◆ INSTRUCTIONS TO FOLLOW ◆
Copy out every line in the entries below that includes "normal".

___ EXCERPTED DATA

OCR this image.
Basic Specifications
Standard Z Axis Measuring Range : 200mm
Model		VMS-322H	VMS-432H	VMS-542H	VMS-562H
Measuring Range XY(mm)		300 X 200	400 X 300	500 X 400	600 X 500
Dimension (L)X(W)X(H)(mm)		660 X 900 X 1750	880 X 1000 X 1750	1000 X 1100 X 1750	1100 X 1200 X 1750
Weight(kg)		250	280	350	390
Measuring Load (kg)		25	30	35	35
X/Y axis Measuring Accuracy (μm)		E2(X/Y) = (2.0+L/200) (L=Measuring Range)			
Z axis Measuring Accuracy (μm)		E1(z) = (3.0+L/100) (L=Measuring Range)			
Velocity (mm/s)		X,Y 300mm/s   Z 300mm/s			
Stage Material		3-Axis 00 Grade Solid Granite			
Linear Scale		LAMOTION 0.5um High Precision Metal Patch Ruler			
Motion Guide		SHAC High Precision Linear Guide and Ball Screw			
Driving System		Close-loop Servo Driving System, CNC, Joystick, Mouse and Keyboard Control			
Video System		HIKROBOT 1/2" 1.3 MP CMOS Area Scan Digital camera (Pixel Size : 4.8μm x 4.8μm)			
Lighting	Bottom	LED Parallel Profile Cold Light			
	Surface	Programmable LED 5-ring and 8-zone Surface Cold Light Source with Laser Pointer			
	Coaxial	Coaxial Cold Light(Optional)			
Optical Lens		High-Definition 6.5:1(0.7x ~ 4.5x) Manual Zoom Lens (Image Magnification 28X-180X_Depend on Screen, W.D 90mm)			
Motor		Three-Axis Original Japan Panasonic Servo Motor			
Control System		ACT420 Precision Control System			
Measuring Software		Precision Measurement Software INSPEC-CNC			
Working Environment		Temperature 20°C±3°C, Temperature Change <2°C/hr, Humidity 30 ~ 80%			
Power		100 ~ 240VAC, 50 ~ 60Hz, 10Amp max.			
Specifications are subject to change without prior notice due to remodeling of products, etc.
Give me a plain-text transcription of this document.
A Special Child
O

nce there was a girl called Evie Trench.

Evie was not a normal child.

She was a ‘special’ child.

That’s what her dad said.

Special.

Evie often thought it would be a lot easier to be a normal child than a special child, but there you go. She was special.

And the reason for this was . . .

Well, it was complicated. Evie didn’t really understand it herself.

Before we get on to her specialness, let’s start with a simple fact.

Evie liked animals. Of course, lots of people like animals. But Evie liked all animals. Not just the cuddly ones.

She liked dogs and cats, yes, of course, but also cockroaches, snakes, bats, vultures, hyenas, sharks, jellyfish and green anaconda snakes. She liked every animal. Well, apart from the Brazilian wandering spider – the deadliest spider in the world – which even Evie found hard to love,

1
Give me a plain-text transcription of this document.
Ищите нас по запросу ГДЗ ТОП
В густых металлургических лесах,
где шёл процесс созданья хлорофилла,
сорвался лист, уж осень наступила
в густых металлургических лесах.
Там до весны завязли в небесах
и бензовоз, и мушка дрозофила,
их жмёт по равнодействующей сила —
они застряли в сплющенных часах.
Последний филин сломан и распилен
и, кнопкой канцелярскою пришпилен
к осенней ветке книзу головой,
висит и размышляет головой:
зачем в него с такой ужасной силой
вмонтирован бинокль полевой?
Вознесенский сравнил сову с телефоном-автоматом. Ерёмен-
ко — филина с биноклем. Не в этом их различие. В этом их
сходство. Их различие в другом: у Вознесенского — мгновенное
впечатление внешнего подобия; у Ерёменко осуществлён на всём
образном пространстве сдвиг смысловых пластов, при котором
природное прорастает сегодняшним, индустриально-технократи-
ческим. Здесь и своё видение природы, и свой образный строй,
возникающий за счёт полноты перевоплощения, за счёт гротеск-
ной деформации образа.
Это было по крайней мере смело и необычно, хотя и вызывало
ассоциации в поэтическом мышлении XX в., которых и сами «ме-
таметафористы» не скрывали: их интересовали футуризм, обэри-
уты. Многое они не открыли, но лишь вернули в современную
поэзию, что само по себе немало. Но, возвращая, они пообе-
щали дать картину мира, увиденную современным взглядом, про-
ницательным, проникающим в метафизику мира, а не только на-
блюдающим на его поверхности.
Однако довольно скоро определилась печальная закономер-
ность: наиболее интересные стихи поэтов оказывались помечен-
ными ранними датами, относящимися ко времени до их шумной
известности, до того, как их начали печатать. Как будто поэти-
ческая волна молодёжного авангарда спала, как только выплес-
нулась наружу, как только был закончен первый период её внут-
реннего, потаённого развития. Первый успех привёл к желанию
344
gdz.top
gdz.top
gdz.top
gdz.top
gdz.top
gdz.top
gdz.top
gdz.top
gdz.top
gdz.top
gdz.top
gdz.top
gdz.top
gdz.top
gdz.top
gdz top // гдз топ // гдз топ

______

◆ WRITTEN REPLY ◆
Evie was not a normal child.
Evie often thought it would be a lot easier to be a normal child than a special child, but there you go. She was special.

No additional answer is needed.